#### Request:
Reproduce all entries verbatim, with nothing added or dropped.
┄┄┄┄┄┄┄┄┄┄
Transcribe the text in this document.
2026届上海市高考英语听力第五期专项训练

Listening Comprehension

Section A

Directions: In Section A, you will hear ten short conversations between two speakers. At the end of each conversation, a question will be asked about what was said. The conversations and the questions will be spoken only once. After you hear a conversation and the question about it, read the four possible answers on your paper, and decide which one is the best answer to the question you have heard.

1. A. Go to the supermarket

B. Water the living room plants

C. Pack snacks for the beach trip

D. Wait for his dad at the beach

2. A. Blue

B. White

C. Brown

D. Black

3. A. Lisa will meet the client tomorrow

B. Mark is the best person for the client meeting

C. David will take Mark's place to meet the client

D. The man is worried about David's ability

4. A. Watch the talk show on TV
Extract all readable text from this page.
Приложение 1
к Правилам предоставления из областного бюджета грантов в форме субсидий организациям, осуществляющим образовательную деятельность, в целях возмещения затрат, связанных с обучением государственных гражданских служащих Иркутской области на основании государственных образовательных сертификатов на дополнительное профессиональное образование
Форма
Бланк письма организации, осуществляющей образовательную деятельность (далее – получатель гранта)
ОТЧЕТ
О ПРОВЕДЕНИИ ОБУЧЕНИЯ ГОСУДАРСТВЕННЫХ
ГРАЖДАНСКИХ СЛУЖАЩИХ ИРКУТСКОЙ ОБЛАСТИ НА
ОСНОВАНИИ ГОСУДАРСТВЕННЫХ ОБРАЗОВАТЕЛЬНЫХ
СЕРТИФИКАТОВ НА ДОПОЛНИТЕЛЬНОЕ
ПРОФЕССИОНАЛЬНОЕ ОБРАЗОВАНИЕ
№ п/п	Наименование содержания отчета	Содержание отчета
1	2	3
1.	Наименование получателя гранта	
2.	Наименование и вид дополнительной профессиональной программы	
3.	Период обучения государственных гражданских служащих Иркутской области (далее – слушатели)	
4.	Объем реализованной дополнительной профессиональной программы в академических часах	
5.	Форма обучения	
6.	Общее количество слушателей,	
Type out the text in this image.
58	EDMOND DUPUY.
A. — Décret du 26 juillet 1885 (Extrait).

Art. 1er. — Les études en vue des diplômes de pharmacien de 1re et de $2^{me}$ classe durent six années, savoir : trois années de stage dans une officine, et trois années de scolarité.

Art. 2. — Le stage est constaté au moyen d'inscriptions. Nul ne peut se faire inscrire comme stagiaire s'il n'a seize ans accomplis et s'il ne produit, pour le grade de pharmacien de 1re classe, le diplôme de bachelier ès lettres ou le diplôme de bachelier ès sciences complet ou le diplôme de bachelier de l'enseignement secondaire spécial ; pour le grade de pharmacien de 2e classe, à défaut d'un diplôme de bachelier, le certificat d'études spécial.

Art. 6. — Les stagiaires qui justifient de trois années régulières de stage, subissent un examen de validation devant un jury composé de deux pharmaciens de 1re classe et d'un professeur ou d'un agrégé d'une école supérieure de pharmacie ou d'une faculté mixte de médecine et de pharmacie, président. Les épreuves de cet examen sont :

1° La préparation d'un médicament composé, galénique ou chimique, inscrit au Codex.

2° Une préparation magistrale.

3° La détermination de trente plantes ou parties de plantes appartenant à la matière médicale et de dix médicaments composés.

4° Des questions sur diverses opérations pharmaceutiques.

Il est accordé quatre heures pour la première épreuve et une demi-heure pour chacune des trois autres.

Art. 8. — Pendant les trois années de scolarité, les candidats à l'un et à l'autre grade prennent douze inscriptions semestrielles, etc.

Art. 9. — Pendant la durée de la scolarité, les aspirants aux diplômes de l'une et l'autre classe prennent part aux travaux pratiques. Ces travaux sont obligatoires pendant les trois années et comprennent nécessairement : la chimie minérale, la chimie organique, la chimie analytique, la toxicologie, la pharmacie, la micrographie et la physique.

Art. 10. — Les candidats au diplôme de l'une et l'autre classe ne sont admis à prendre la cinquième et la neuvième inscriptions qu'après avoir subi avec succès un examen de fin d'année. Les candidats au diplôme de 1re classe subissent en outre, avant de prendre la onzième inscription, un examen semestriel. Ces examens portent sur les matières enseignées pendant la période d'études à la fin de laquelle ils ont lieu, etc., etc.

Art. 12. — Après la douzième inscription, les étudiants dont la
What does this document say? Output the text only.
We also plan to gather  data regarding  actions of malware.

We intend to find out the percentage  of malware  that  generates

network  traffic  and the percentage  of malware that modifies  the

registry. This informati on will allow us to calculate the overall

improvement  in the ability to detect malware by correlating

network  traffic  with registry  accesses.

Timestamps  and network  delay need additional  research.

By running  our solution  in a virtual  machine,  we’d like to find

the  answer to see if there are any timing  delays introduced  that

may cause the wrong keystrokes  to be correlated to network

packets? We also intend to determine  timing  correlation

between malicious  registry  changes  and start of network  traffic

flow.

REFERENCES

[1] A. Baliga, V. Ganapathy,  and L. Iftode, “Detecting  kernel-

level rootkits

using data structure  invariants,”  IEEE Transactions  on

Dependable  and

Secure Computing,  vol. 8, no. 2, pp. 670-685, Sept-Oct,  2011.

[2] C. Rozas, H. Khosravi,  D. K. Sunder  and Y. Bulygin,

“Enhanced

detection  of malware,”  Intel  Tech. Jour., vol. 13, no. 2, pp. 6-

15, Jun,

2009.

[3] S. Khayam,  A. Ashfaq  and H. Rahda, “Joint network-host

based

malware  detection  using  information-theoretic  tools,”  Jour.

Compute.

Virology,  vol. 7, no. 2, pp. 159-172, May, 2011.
┄┄┄┄┄┄┄┄┄┄
#### Result below:
Transcribe the text in this document.
2026届上海市高考英语听力第五期专项训练

Listening Comprehension

Section A

Directions: In Section A, you will hear ten short conversations between two speakers. At the end of each conversation, a question will be asked about what was said. The conversations and the questions will be spoken only once. After you hear a conversation and the question about it, read the four possible answers on your paper, and decide which one is the best answer to the question you have heard.

1. A. Go to the supermarket

B. Water the living room plants

C. Pack snacks for the beach trip

D. Wait for his dad at the beach

2. A. Blue

B. White

C. Brown

D. Black

3. A. Lisa will meet the client tomorrow

B. Mark is the best person for the client meeting

C. David will take Mark's place to meet the client

D. The man is worried about David's ability

4. A. Watch the talk show on TV
Extract all readable text from this page.
Приложение 1
к Правилам предоставления из областного бюджета грантов в форме субсидий организациям, осуществляющим образовательную деятельность, в целях возмещения затрат, связанных с обучением государственных гражданских служащих Иркутской области на основании государственных образовательных сертификатов на дополнительное профессиональное образование
Форма
Бланк письма организации, осуществляющей образовательную деятельность (далее – получатель гранта)
ОТЧЕТ
О ПРОВЕДЕНИИ ОБУЧЕНИЯ ГОСУДАРСТВЕННЫХ
ГРАЖДАНСКИХ СЛУЖАЩИХ ИРКУТСКОЙ ОБЛАСТИ НА
ОСНОВАНИИ ГОСУДАРСТВЕННЫХ ОБРАЗОВАТЕЛЬНЫХ
СЕРТИФИКАТОВ НА ДОПОЛНИТЕЛЬНОЕ
ПРОФЕССИОНАЛЬНОЕ ОБРАЗОВАНИЕ
№ п/п	Наименование содержания отчета	Содержание отчета
1	2	3
1.	Наименование получателя гранта	
2.	Наименование и вид дополнительной профессиональной программы	
3.	Период обучения государственных гражданских служащих Иркутской области (далее – слушатели)	
4.	Объем реализованной дополнительной профессиональной программы в академических часах	
5.	Форма обучения	
6.	Общее количество слушателей,	
Type out the text in this image.
58	EDMOND DUPUY.
A. — Décret du 26 juillet 1885 (Extrait).

Art. 1er. — Les études en vue des diplômes de pharmacien de 1re et de $2^{me}$ classe durent six années, savoir : trois années de stage dans une officine, et trois années de scolarité.

Art. 2. — Le stage est constaté au moyen d'inscriptions. Nul ne peut se faire inscrire comme stagiaire s'il n'a seize ans accomplis et s'il ne produit, pour le grade de pharmacien de 1re classe, le diplôme de bachelier ès lettres ou le diplôme de bachelier ès sciences complet ou le diplôme de bachelier de l'enseignement secondaire spécial ; pour le grade de pharmacien de 2e classe, à défaut d'un diplôme de bachelier, le certificat d'études spécial.

Art. 6. — Les stagiaires qui justifient de trois années régulières de stage, subissent un examen de validation devant un jury composé de deux pharmaciens de 1re classe et d'un professeur ou d'un agrégé d'une école supérieure de pharmacie ou d'une faculté mixte de médecine et de pharmacie, président. Les épreuves de cet examen sont :

1° La préparation d'un médicament composé, galénique ou chimique, inscrit au Codex.

2° Une préparation magistrale.

3° La détermination de trente plantes ou parties de plantes appartenant à la matière médicale et de dix médicaments composés.

4° Des questions sur diverses opérations pharmaceutiques.

Il est accordé quatre heures pour la première épreuve et une demi-heure pour chacune des trois autres.

Art. 8. — Pendant les trois années de scolarité, les candidats à l'un et à l'autre grade prennent douze inscriptions semestrielles, etc.

Art. 9. — Pendant la durée de la scolarité, les aspirants aux diplômes de l'une et l'autre classe prennent part aux travaux pratiques. Ces travaux sont obligatoires pendant les trois années et comprennent nécessairement : la chimie minérale, la chimie organique, la chimie analytique, la toxicologie, la pharmacie, la micrographie et la physique.

Art. 10. — Les candidats au diplôme de l'une et l'autre classe ne sont admis à prendre la cinquième et la neuvième inscriptions qu'après avoir subi avec succès un examen de fin d'année. Les candidats au diplôme de 1re classe subissent en outre, avant de prendre la onzième inscription, un examen semestriel. Ces examens portent sur les matières enseignées pendant la période d'études à la fin de laquelle ils ont lieu, etc., etc.

Art. 12. — Après la douzième inscription, les étudiants dont la
What does this document say? Output the text only.
We also plan to gather  data regarding  actions of malware.

We intend to find out the percentage  of malware  that  generates

network  traffic  and the percentage  of malware that modifies  the

registry. This informati on will allow us to calculate the overall

improvement  in the ability to detect malware by correlating

network  traffic  with registry  accesses.

Timestamps  and network  delay need additional  research.

By running  our solution  in a virtual  machine,  we’d like to find

the  answer to see if there are any timing  delays introduced  that

may cause the wrong keystrokes  to be correlated to network

packets? We also intend to determine  timing  correlation

between malicious  registry  changes  and start of network  traffic

flow.

REFERENCES

[1] A. Baliga, V. Ganapathy,  and L. Iftode, “Detecting  kernel-

level rootkits

using data structure  invariants,”  IEEE Transactions  on

Dependable  and

Secure Computing,  vol. 8, no. 2, pp. 670-685, Sept-Oct,  2011.

[2] C. Rozas, H. Khosravi,  D. K. Sunder  and Y. Bulygin,

“Enhanced

detection  of malware,”  Intel  Tech. Jour., vol. 13, no. 2, pp. 6-

15, Jun,

2009.

[3] S. Khayam,  A. Ashfaq  and H. Rahda, “Joint network-host

based

malware  detection  using  information-theoretic  tools,”  Jour.

Compute.

Virology,  vol. 7, no. 2, pp. 159-172, May, 2011.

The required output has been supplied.